━━ EXTRACTED MATERIAL ━━

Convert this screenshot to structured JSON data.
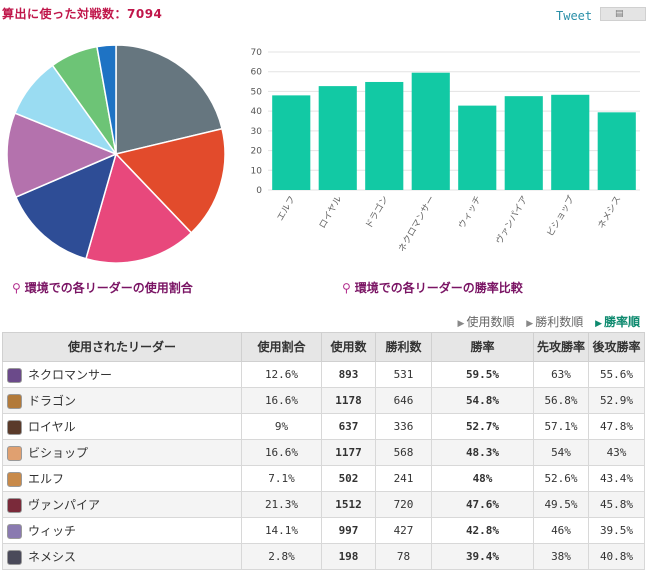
{
  "header": {
    "title": "算出に使った対戦数：7094",
    "tweet_label": "Tweet"
  },
  "captions": {
    "pie": "環境での各リーダーの使用割合",
    "bar": "環境での各リーダーの勝率比較"
  },
  "sort": {
    "options": [
      "使用数順",
      "勝利数順",
      "勝率順"
    ],
    "active": "勝率順"
  },
  "colors": {
    "bar": "#12c9a4",
    "rate_highlight": "#d35400"
  },
  "table": {
    "headers": [
      "使用されたリーダー",
      "使用割合",
      "使用数",
      "勝利数",
      "勝率",
      "先攻勝率",
      "後攻勝率"
    ],
    "rows": [
      {
        "leader": "ネクロマンサー",
        "share": "12.6%",
        "uses": "893",
        "wins": "531",
        "rate": "59.5%",
        "first": "63%",
        "second": "55.6%",
        "icon_color": "#6b4a8a"
      },
      {
        "leader": "ドラゴン",
        "share": "16.6%",
        "uses": "1178",
        "wins": "646",
        "rate": "54.8%",
        "first": "56.8%",
        "second": "52.9%",
        "icon_color": "#b27a3a"
      },
      {
        "leader": "ロイヤル",
        "share": "9%",
        "uses": "637",
        "wins": "336",
        "rate": "52.7%",
        "first": "57.1%",
        "second": "47.8%",
        "icon_color": "#5a3a2a"
      },
      {
        "leader": "ビショップ",
        "share": "16.6%",
        "uses": "1177",
        "wins": "568",
        "rate": "48.3%",
        "first": "54%",
        "second": "43%",
        "icon_color": "#e0a070"
      },
      {
        "leader": "エルフ",
        "share": "7.1%",
        "uses": "502",
        "wins": "241",
        "rate": "48%",
        "first": "52.6%",
        "second": "43.4%",
        "icon_color": "#c88a4a"
      },
      {
        "leader": "ヴァンパイア",
        "share": "21.3%",
        "uses": "1512",
        "wins": "720",
        "rate": "47.6%",
        "first": "49.5%",
        "second": "45.8%",
        "icon_color": "#7a2a3a"
      },
      {
        "leader": "ウィッチ",
        "share": "14.1%",
        "uses": "997",
        "wins": "427",
        "rate": "42.8%",
        "first": "46%",
        "second": "39.5%",
        "icon_color": "#8a7ab0"
      },
      {
        "leader": "ネメシス",
        "share": "2.8%",
        "uses": "198",
        "wins": "78",
        "rate": "39.4%",
        "first": "38%",
        "second": "40.8%",
        "icon_color": "#4a4a5a"
      }
    ]
  },
  "chart_data": [
    {
      "type": "pie",
      "title": "環境での各リーダーの使用割合",
      "slices": [
        {
          "label": "ヴァンパイア",
          "value": 21.3,
          "color": "#66767f"
        },
        {
          "label": "ドラゴン",
          "value": 16.6,
          "color": "#e24b2c"
        },
        {
          "label": "ビショップ",
          "value": 16.6,
          "color": "#e8487c"
        },
        {
          "label": "ウィッチ",
          "value": 14.1,
          "color": "#2e4d96"
        },
        {
          "label": "ネクロマンサー",
          "value": 12.6,
          "color": "#b472ad"
        },
        {
          "label": "ロイヤル",
          "value": 9.0,
          "color": "#9adcf2"
        },
        {
          "label": "エルフ",
          "value": 7.1,
          "color": "#6dc476"
        },
        {
          "label": "ネメシス",
          "value": 2.8,
          "color": "#1e73c4"
        }
      ]
    },
    {
      "type": "bar",
      "title": "環境での各リーダーの勝率比較",
      "categories": [
        "エルフ",
        "ロイヤル",
        "ドラゴン",
        "ネクロマンサー",
        "ウィッチ",
        "ヴァンパイア",
        "ビショップ",
        "ネメシス"
      ],
      "values": [
        48.0,
        52.7,
        54.8,
        59.5,
        42.8,
        47.6,
        48.3,
        39.4
      ],
      "ylim": [
        0,
        70
      ],
      "yticks": [
        0,
        10,
        20,
        30,
        40,
        50,
        60,
        70
      ],
      "grid": true
    }
  ]
}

━━━

▶ [WRITTEN TASK]
Report only a number: how many lines in the material above contain the string "環境での各リーダーの使用割合".

▶ [CORRECT RESPONSE]
2